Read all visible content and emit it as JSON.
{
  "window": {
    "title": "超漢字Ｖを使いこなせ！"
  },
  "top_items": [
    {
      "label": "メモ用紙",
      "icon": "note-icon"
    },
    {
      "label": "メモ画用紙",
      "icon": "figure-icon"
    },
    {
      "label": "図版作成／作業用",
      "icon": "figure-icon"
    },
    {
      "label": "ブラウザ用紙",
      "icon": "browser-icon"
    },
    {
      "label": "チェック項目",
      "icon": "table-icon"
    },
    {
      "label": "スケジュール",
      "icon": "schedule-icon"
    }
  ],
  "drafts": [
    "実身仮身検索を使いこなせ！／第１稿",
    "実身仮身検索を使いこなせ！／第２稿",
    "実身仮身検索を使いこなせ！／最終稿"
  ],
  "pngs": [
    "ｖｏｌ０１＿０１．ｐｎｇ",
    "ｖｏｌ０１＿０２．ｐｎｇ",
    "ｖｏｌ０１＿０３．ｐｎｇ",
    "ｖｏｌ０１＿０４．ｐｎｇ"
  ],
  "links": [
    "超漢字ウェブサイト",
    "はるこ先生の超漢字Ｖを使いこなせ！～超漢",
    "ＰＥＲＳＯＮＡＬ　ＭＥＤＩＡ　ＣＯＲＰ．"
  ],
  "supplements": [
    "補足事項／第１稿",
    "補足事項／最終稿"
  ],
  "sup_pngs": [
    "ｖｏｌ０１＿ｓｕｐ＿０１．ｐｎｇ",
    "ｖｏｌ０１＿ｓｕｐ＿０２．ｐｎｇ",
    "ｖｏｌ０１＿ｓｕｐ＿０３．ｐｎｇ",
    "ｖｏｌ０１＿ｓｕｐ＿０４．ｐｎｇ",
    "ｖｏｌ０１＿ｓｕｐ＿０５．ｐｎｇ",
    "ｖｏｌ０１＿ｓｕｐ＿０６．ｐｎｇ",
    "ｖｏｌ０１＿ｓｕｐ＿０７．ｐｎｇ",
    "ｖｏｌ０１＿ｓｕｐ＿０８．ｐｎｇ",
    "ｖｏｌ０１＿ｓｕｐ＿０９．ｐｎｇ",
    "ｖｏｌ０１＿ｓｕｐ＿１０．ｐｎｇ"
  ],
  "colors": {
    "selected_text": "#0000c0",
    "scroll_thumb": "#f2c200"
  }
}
··········
**Given task**
Reproduce the listing shown above in its entirety, exactly.

**Answer in full**
Read all visible content and emit it as JSON.
{
  "window": {
    "title": "超漢字Ｖを使いこなせ！"
  },
  "top_items": [
    {
      "label": "メモ用紙",
      "icon": "note-icon"
    },
    {
      "label": "メモ画用紙",
      "icon": "figure-icon"
    },
    {
      "label": "図版作成／作業用",
      "icon": "figure-icon"
    },
    {
      "label": "ブラウザ用紙",
      "icon": "browser-icon"
    },
    {
      "label": "チェック項目",
      "icon": "table-icon"
    },
    {
      "label": "スケジュール",
      "icon": "schedule-icon"
    }
  ],
  "drafts": [
    "実身仮身検索を使いこなせ！／第１稿",
    "実身仮身検索を使いこなせ！／第２稿",
    "実身仮身検索を使いこなせ！／最終稿"
  ],
  "pngs": [
    "ｖｏｌ０１＿０１．ｐｎｇ",
    "ｖｏｌ０１＿０２．ｐｎｇ",
    "ｖｏｌ０１＿０３．ｐｎｇ",
    "ｖｏｌ０１＿０４．ｐｎｇ"
  ],
  "links": [
    "超漢字ウェブサイト",
    "はるこ先生の超漢字Ｖを使いこなせ！～超漢",
    "ＰＥＲＳＯＮＡＬ　ＭＥＤＩＡ　ＣＯＲＰ．"
  ],
  "supplements": [
    "補足事項／第１稿",
    "補足事項／最終稿"
  ],
  "sup_pngs": [
    "ｖｏｌ０１＿ｓｕｐ＿０１．ｐｎｇ",
    "ｖｏｌ０１＿ｓｕｐ＿０２．ｐｎｇ",
    "ｖｏｌ０１＿ｓｕｐ＿０３．ｐｎｇ",
    "ｖｏｌ０１＿ｓｕｐ＿０４．ｐｎｇ",
    "ｖｏｌ０１＿ｓｕｐ＿０５．ｐｎｇ",
    "ｖｏｌ０１＿ｓｕｐ＿０６．ｐｎｇ",
    "ｖｏｌ０１＿ｓｕｐ＿０７．ｐｎｇ",
    "ｖｏｌ０１＿ｓｕｐ＿０８．ｐｎｇ",
    "ｖｏｌ０１＿ｓｕｐ＿０９．ｐｎｇ",
    "ｖｏｌ０１＿ｓｕｐ＿１０．ｐｎｇ"
  ],
  "colors": {
    "selected_text": "#0000c0",
    "scroll_thumb": "#f2c200"
  }
}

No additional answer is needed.